____ DATA SUPPLIED

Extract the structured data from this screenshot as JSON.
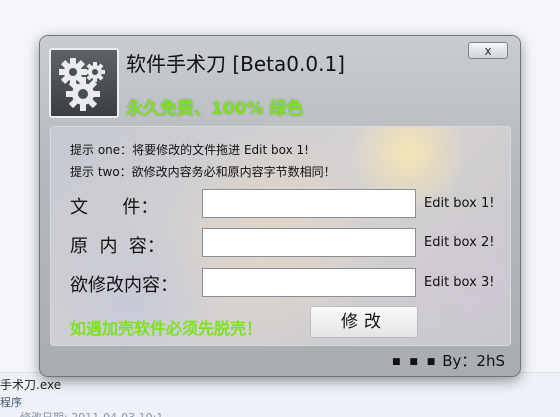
{
  "window": {
    "title": "软件手术刀 [Beta0.0.1]",
    "subtitle": "永久免费、100% 绿色",
    "close_label": "x",
    "icon": "gears-icon"
  },
  "hints": [
    "提示 one：将要修改的文件拖进 Edit box 1!",
    "提示 two：欲修改内容务必和原内容字节数相同！"
  ],
  "fields": [
    {
      "label": "文      件：",
      "value": "",
      "tag": "Edit box 1!"
    },
    {
      "label": "原  内  容：",
      "value": "",
      "tag": "Edit box 2!"
    },
    {
      "label": "欲修改内容：",
      "value": "",
      "tag": "Edit box 3!"
    }
  ],
  "warning": "如遇加壳软件必须先脱壳！",
  "modify_label": "修改",
  "footer": {
    "dots": "■ ■ ■",
    "author": "By：2hS"
  },
  "desktop": {
    "filename": "手术刀.exe",
    "type": "程序",
    "meta": "修改日期: 2011-04-03 10:1"
  },
  "colors": {
    "accent_green": "#7ce21e"
  }
}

________

TASK TO CARRY OUT –
In your copy of the records, include no pictures; repeat everything else exactly.

RESPONSE TO THE EXERCISE –
Extract the structured data from this screenshot as JSON.
{
  "window": {
    "title": "软件手术刀 [Beta0.0.1]",
    "subtitle": "永久免费、100% 绿色",
    "close_label": "x",
    "icon": "gears-icon"
  },
  "hints": [
    "提示 one：将要修改的文件拖进 Edit box 1!",
    "提示 two：欲修改内容务必和原内容字节数相同！"
  ],
  "fields": [
    {
      "label": "文      件：",
      "value": "",
      "tag": "Edit box 1!"
    },
    {
      "label": "原  内  容：",
      "value": "",
      "tag": "Edit box 2!"
    },
    {
      "label": "欲修改内容：",
      "value": "",
      "tag": "Edit box 3!"
    }
  ],
  "warning": "如遇加壳软件必须先脱壳！",
  "modify_label": "修改",
  "footer": {
    "dots": "■ ■ ■",
    "author": "By：2hS"
  },
  "desktop": {
    "filename": "手术刀.exe",
    "type": "程序",
    "meta": "修改日期: 2011-04-03 10:1"
  },
  "colors": {
    "accent_green": "#7ce21e"
  }
}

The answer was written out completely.